Task instructions:
Count how many lines of the material hold "JSON". Respond with that number alone.

-*-*-

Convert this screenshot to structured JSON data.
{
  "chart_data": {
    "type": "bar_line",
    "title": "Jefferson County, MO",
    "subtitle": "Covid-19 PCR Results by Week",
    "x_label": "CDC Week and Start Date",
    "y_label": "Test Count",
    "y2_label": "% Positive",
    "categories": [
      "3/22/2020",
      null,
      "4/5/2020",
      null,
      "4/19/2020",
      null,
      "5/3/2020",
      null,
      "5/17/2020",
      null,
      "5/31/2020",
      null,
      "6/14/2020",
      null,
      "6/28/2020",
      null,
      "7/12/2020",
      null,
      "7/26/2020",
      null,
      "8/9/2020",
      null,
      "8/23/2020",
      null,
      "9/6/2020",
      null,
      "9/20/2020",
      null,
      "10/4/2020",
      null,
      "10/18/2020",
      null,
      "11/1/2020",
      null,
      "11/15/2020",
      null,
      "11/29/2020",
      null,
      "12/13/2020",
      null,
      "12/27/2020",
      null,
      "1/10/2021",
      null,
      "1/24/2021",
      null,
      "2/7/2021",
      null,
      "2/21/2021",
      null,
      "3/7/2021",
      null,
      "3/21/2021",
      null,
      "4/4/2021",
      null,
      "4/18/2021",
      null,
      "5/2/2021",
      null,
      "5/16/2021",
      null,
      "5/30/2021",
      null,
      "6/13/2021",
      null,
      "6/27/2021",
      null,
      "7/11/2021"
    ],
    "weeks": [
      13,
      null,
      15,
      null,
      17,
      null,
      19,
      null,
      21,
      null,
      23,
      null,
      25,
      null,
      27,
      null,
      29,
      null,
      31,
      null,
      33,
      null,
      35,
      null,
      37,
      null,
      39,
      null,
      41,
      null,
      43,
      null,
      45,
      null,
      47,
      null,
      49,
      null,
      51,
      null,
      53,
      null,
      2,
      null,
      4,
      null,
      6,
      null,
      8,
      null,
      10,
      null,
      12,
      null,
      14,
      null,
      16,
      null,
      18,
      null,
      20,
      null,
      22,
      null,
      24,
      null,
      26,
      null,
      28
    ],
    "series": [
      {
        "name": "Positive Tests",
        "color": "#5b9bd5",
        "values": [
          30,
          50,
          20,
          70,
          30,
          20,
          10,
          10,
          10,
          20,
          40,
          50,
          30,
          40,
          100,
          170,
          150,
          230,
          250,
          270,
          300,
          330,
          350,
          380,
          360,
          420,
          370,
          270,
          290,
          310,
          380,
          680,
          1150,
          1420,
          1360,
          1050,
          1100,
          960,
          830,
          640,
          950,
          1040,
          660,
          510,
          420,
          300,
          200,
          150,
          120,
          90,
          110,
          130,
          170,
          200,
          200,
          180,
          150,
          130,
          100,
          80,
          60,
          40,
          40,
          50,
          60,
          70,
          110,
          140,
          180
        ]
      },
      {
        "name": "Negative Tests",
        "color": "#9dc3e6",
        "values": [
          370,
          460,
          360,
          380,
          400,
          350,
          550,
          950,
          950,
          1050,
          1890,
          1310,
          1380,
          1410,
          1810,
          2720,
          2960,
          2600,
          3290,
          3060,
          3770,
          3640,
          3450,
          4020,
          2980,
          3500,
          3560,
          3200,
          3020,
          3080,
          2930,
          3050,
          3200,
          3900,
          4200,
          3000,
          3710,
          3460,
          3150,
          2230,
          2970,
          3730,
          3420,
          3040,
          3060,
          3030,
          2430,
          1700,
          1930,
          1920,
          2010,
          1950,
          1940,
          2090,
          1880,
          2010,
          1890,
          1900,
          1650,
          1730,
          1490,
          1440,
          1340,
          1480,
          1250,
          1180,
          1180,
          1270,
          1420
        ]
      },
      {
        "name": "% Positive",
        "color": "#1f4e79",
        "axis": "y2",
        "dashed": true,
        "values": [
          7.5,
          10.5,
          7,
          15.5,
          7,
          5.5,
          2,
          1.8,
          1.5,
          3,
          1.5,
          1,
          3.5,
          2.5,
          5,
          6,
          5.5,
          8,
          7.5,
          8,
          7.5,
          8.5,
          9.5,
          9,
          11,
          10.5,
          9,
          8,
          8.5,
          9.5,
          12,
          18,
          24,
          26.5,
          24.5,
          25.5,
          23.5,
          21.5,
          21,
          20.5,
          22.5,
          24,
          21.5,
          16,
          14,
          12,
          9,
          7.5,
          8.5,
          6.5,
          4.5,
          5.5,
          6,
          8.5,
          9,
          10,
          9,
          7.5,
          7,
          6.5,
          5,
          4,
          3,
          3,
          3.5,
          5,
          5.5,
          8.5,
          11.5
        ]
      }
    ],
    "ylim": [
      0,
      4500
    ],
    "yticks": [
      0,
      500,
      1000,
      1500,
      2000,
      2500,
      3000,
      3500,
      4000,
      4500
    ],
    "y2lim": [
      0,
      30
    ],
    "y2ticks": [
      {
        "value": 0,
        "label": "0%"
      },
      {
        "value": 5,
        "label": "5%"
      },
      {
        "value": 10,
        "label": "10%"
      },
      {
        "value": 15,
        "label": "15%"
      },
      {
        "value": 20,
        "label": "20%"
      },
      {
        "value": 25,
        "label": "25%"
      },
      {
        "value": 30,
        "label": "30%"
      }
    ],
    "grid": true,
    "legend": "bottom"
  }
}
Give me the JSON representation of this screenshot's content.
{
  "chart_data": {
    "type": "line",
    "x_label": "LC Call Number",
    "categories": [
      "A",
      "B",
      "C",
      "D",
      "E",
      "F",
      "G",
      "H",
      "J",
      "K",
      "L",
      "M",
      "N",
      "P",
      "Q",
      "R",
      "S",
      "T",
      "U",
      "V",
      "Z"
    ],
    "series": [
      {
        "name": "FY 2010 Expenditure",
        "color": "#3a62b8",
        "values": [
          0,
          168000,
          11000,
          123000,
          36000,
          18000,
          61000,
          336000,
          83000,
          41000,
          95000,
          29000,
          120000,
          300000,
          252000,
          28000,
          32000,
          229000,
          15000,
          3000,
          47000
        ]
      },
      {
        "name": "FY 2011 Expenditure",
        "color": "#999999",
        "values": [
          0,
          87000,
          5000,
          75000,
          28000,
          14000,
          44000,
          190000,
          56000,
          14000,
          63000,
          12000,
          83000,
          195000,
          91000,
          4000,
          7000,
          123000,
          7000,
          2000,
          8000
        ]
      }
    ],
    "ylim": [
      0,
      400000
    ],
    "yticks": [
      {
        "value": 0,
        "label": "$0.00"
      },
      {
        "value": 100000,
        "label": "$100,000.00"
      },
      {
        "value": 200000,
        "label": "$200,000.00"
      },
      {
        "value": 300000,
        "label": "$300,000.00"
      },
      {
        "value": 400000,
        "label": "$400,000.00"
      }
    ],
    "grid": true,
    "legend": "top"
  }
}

-*-*-

Response:
2